Extract each line bearing the word "époque".

» Dataset items:
## Begin

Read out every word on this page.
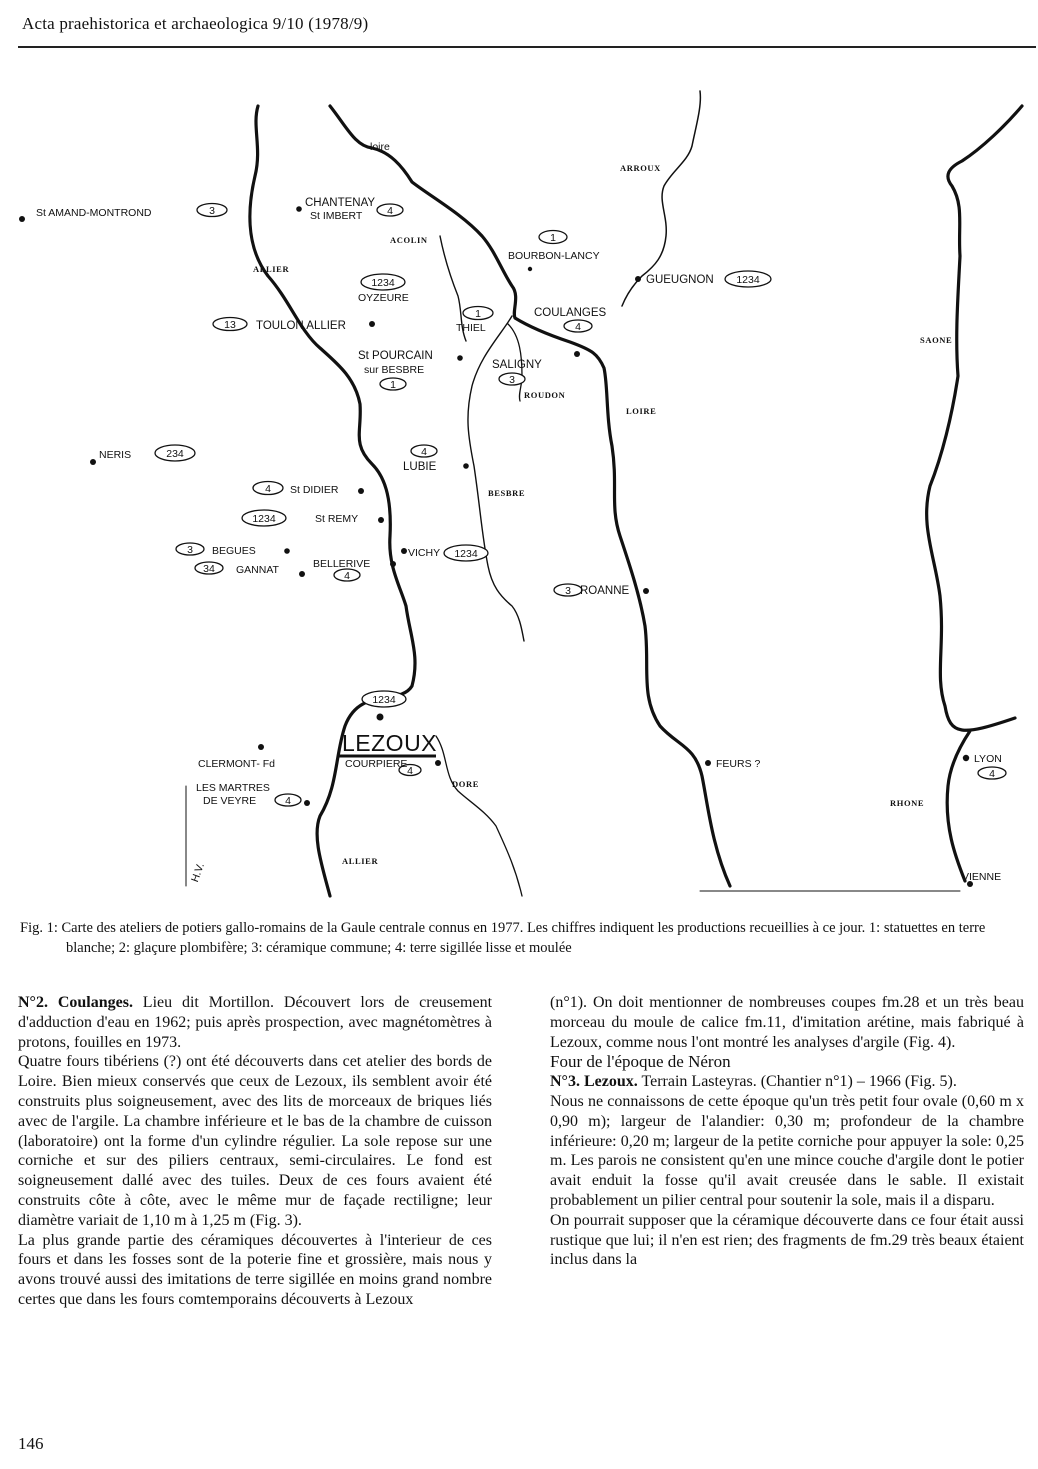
Acta praehistorica et archaeologica 9/10 (1978/9)
3	4
1
1234
1234
13
1
4
1	3
234	4
4
1234
3
34
4
1234
3
1234
4
4
4
St AMAND-MONTROND
CHANTENAY
St IMBERT
BOURBON-LANCY
GUEUGNON
OYZEURE
TOULON ALLIER	THIEL
COULANGES
St POURCAIN
sur BESBRE	SALIGNY
NERIS
LUBIE
St DIDIER
St REMY
BEGUES
GANNAT	BELLERIVE
VICHY
ROANNE
LEZOUX
CLERMONT- Fd	COURPIERE
LES MARTRES
DE VEYRE
FEURS ?	LYON
VIENNE
loire
ARROUX
ACOLIN
ALLIER
SAONE
ROUDON
LOIRE
BESBRE
DORE
RHONE
ALLIER
H.V.
Fig. 1: Carte des ateliers de potiers gallo-romains de la Gaule centrale connus en 1977. Les chiffres indiquent les productions recueillies à ce jour. 1: statuettes en terre blanche; 2: glaçure plombifère; 3: céramique commune; 4: terre sigillée lisse et moulée

N°2. Coulanges. Lieu dit Mortillon. Découvert lors de creusement d'adduction d'eau en 1962; puis après prospection, avec magnétomètres à protons, fouilles en 1973.

Quatre fours tibériens (?) ont été découverts dans cet atelier des bords de Loire. Bien mieux conservés que ceux de Lezoux, ils semblent avoir été construits plus soigneusement, avec des lits de morceaux de briques liés avec de l'argile. La chambre inférieure et le bas de la chambre de cuisson (laboratoire) ont la forme d'un cylindre régulier. La sole repose sur une corniche et sur des piliers centraux, semi-circulaires. Le fond est soigneusement dallé avec des tuiles. Deux de ces fours avaient été construits côte à côte, avec le même mur de façade rectiligne; leur diamètre variait de 1,10 m à 1,25 m (Fig. 3).

La plus grande partie des céramiques découvertes à l'interieur de ces fours et dans les fosses sont de la poterie fine et grossière, mais nous y avons trouvé aussi des imitations de terre sigillée en moins grand nombre certes que dans les fours comtemporains découverts à Lezoux

(n°1). On doit mentionner de nombreuses coupes fm.28 et un très beau morceau du moule de calice fm.11, d'imitation arétine, mais fabriqué à Lezoux, comme nous l'ont montré les analyses d'argile (Fig. 4).

Four de l'époque de Néron

N°3. Lezoux. Terrain Lasteyras. (Chantier n°1) – 1966 (Fig. 5).

Nous ne connaissons de cette époque qu'un très petit four ovale (0,60 m x 0,90 m); largeur de l'alandier: 0,30 m; profondeur de la chambre inférieure: 0,20 m; largeur de la petite corniche pour appuyer la sole: 0,25 m. Les parois ne consistent qu'en une mince couche d'argile dont le potier avait enduit la fosse qu'il avait creusée dans le sable. Il existait probablement un pilier central pour soutenir la sole, mais il a disparu.

On pourrait supposer que la céramique découverte dans ce four était aussi rustique que lui; il n'en est rien; des fragments de fm.29 très beaux étaient inclus dans la

146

## End

» TASK RESPONSE:
Four de l'époque de Néron
Nous ne connaissons de cette époque qu'un très petit four ovale (0,60 m x 0,90 m); largeur de l'alandier: 0,30 m; profondeur de la chambre inférieure: 0,20 m; largeur de la petite corniche pour appuyer la sole: 0,25 m. Les parois ne consistent qu'en une mince couche d'argile dont le potier avait enduit la fosse qu'il avait creusée dans le sable. Il existait probablement un pilier central pour soutenir la sole, mais il a disparu.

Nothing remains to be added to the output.